Problem requirements:
Render the listing from the line containing "Patent image size: (905, 1155)." through the end of the listing as a Markdown table with the columns Row and Line, omitting blank lines.

Data to use:

^^^^

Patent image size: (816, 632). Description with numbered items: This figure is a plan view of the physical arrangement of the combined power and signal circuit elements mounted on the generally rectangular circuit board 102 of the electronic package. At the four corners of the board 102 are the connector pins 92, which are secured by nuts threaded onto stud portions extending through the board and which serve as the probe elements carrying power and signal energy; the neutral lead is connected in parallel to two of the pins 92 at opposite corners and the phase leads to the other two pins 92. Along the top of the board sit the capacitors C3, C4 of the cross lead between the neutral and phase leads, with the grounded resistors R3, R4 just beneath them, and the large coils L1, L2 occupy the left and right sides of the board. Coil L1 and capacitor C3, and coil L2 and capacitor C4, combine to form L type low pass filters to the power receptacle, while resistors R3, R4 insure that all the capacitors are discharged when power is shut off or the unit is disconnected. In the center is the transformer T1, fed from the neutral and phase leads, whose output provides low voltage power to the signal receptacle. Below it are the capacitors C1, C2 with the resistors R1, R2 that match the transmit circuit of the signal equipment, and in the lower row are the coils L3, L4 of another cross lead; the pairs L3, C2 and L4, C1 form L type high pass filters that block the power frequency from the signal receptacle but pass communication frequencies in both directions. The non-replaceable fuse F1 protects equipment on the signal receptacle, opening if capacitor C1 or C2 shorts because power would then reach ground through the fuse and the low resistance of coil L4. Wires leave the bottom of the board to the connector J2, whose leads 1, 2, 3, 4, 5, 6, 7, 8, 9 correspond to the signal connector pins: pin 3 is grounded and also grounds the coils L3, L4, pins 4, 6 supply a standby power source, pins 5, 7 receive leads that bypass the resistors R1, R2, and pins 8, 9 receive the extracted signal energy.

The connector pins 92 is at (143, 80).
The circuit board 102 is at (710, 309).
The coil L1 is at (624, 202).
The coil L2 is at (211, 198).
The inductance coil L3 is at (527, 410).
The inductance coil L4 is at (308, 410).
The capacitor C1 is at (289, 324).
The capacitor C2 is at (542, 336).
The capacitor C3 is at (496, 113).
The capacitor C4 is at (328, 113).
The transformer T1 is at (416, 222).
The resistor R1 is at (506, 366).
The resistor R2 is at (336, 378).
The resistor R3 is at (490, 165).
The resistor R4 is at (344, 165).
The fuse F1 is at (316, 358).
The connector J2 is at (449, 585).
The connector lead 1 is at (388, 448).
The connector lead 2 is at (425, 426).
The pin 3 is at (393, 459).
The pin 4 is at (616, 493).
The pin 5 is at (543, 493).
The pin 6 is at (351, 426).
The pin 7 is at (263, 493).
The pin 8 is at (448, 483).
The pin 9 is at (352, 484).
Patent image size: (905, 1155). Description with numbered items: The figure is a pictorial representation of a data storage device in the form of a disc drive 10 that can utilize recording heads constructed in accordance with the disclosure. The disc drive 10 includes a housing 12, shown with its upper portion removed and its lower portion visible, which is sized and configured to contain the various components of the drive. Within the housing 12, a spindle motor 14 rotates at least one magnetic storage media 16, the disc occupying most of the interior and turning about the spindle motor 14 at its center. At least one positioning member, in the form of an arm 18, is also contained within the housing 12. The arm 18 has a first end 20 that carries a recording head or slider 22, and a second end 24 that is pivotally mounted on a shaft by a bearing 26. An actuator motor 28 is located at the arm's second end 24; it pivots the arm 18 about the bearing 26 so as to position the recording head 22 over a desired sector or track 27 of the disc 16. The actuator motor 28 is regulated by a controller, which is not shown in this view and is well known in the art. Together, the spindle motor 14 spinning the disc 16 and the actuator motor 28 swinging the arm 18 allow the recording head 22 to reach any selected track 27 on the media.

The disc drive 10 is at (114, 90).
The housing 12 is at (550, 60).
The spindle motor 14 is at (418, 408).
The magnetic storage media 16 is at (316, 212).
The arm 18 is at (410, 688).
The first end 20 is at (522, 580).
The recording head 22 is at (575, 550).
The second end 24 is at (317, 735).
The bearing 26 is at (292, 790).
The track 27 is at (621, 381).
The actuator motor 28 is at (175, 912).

^^^^

Exercise output:
| Row | Line |
|---|---|
| 1 | Patent image size: (905, 1155). Description with numbered items: The figure is a pictorial representation of a data storage device in the form of a disc drive 10 that can utilize recording heads constructed in accordance with the disclosure. The disc drive 10 includes a housing 12, shown with its upper portion removed and its lower portion visible, which is sized and configured to contain the various components of the drive. Within the housing 12, a spindle motor 14 rotates at least one magnetic storage media 16, the disc occupying most of the interior and turning about the spindle motor 14 at its center. At least one positioning member, in the form of an arm 18, is also contained within the housing 12. The arm 18 has a first end 20 that carries a recording head or slider 22, and a second end 24 that is pivotally mounted on a shaft by a bearing 26. An actuator motor 28 is located at the arm's second end 24; it pivots the arm 18 about the bearing 26 so as to position the recording head 22 over a desired sector or track 27 of the disc 16. The actuator motor 28 is regulated by a controller, which is not shown in this view and is well known in the art. Together, the spindle motor 14 spinning the disc 16 and the actuator motor 28 swinging the arm 18 allow the recording head 22 to reach any selected track 27 on the media. |
| 2 | The disc drive 10 is at (114, 90). |
| 3 | The housing 12 is at (550, 60). |
| 4 | The spindle motor 14 is at (418, 408). |
| 5 | The magnetic storage media 16 is at (316, 212). |
| 6 | The arm 18 is at (410, 688). |
| 7 | The first end 20 is at (522, 580). |
| 8 | The recording head 22 is at (575, 550). |
| 9 | The second end 24 is at (317, 735). |
| 10 | The bearing 26 is at (292, 790). |
| 11 | The track 27 is at (621, 381). |
| 12 | The actuator motor 28 is at (175, 912). |